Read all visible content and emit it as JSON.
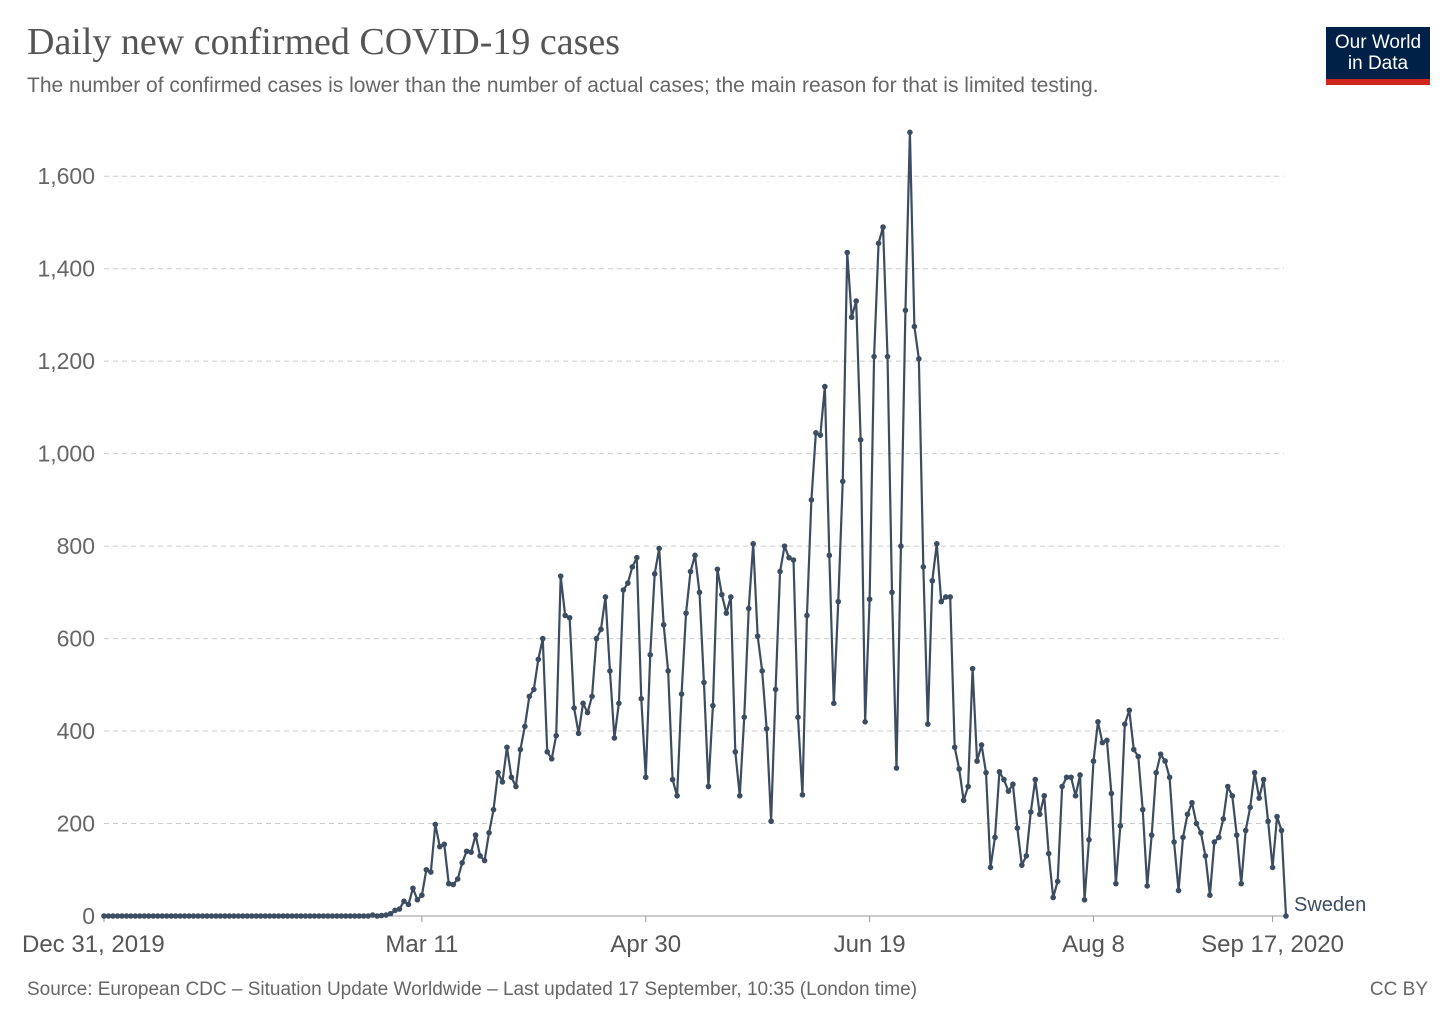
{
  "header": {
    "title": "Daily new confirmed COVID-19 cases",
    "subtitle": "The number of confirmed cases is lower than the number of actual cases; the main reason for that is limited testing."
  },
  "logo": {
    "line1": "Our World",
    "line2": "in Data"
  },
  "footer": {
    "source": "Source: European CDC – Situation Update Worldwide – Last updated 17 September, 10:35 (London time)",
    "license": "CC BY"
  },
  "colors": {
    "series": "#3c4c61",
    "grid": "#cccccc",
    "axis": "#999999",
    "logo_bg": "#002147",
    "logo_bar": "#ce261e"
  },
  "chart_data": {
    "type": "line",
    "x_start": "Dec 31, 2019",
    "x_end": "Sep 17, 2020",
    "x_ticks": [
      {
        "label": "Dec 31, 2019",
        "day": 0
      },
      {
        "label": "Mar 11",
        "day": 71
      },
      {
        "label": "Apr 30",
        "day": 121
      },
      {
        "label": "Jun 19",
        "day": 171
      },
      {
        "label": "Aug 8",
        "day": 221
      },
      {
        "label": "Sep 17, 2020",
        "day": 261
      }
    ],
    "ylim": [
      0,
      1700
    ],
    "y_ticks": [
      0,
      200,
      400,
      600,
      800,
      1000,
      1200,
      1400,
      1600
    ],
    "grid": true,
    "series": [
      {
        "name": "Sweden",
        "values": [
          0,
          0,
          0,
          0,
          0,
          0,
          0,
          0,
          0,
          0,
          0,
          0,
          0,
          0,
          0,
          0,
          0,
          0,
          0,
          0,
          0,
          0,
          0,
          0,
          0,
          0,
          0,
          0,
          0,
          0,
          0,
          0,
          0,
          0,
          0,
          0,
          0,
          0,
          0,
          0,
          0,
          0,
          0,
          0,
          0,
          0,
          0,
          0,
          0,
          0,
          0,
          0,
          0,
          0,
          0,
          0,
          0,
          0,
          0,
          0,
          2,
          0,
          1,
          2,
          5,
          12,
          15,
          32,
          25,
          60,
          35,
          45,
          100,
          95,
          198,
          150,
          155,
          70,
          68,
          80,
          115,
          140,
          138,
          175,
          130,
          120,
          180,
          230,
          310,
          290,
          365,
          300,
          280,
          360,
          410,
          475,
          490,
          555,
          600,
          355,
          340,
          390,
          735,
          650,
          645,
          450,
          395,
          460,
          440,
          475,
          600,
          620,
          690,
          530,
          385,
          460,
          705,
          720,
          755,
          775,
          470,
          300,
          565,
          740,
          795,
          630,
          530,
          295,
          260,
          480,
          655,
          745,
          780,
          700,
          505,
          280,
          455,
          750,
          695,
          655,
          690,
          355,
          260,
          430,
          665,
          805,
          605,
          530,
          405,
          205,
          490,
          745,
          800,
          775,
          770,
          430,
          262,
          650,
          900,
          1045,
          1040,
          1145,
          780,
          460,
          680,
          940,
          1435,
          1295,
          1330,
          1030,
          420,
          685,
          1210,
          1455,
          1490,
          1210,
          700,
          320,
          800,
          1310,
          1695,
          1275,
          1205,
          755,
          415,
          725,
          805,
          680,
          690,
          690,
          365,
          318,
          250,
          280,
          535,
          335,
          370,
          310,
          105,
          170,
          312,
          295,
          270,
          285,
          190,
          110,
          130,
          225,
          295,
          220,
          260,
          135,
          40,
          75,
          280,
          300,
          300,
          260,
          305,
          35,
          165,
          335,
          420,
          375,
          380,
          265,
          70,
          195,
          415,
          445,
          360,
          345,
          230,
          65,
          175,
          310,
          350,
          335,
          300,
          160,
          55,
          170,
          220,
          245,
          200,
          180,
          130,
          45,
          160,
          170,
          210,
          280,
          260,
          175,
          70,
          185,
          235,
          310,
          255,
          295,
          205,
          105,
          215,
          185,
          0
        ]
      }
    ]
  }
}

**STATED PROBLEM:**
Look through the data above. Copy every line with the string "cases" in it.

**FULL ANSWER:**
    "title": "Daily new confirmed COVID-19 cases",
    "subtitle": "The number of confirmed cases is lower than the number of actual cases; the main reason for that is limited testing."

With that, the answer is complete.